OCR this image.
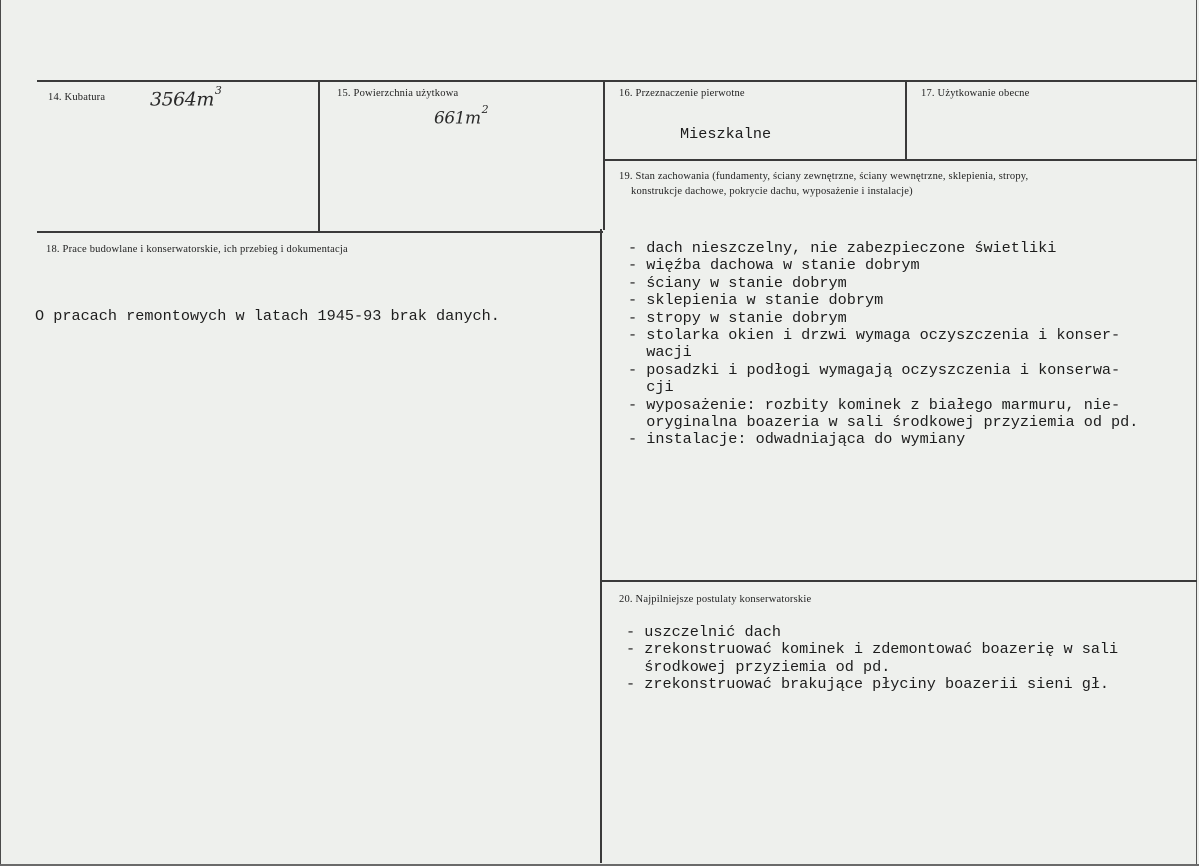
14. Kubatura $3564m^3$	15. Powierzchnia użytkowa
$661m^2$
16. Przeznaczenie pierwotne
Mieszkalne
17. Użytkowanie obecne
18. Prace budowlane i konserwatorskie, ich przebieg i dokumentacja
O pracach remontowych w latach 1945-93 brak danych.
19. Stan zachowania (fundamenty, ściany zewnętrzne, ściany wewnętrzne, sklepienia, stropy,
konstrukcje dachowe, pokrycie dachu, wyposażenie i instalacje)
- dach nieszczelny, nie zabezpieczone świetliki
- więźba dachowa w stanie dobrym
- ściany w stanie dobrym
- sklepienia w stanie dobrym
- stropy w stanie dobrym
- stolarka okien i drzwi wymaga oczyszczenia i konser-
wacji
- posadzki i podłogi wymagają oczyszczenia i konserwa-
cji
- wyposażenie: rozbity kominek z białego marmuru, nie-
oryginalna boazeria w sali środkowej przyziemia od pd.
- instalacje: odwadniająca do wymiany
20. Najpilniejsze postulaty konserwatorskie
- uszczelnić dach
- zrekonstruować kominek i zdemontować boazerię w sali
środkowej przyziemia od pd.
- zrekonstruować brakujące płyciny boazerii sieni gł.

▶ **STATED PROBLEM**
List each line holding the string "zrekonstruować".

▶ **COMPLETED EXERCISE**
- zrekonstruować kominek i zdemontować boazerię w sali
- zrekonstruować brakujące płyciny boazerii sieni gł.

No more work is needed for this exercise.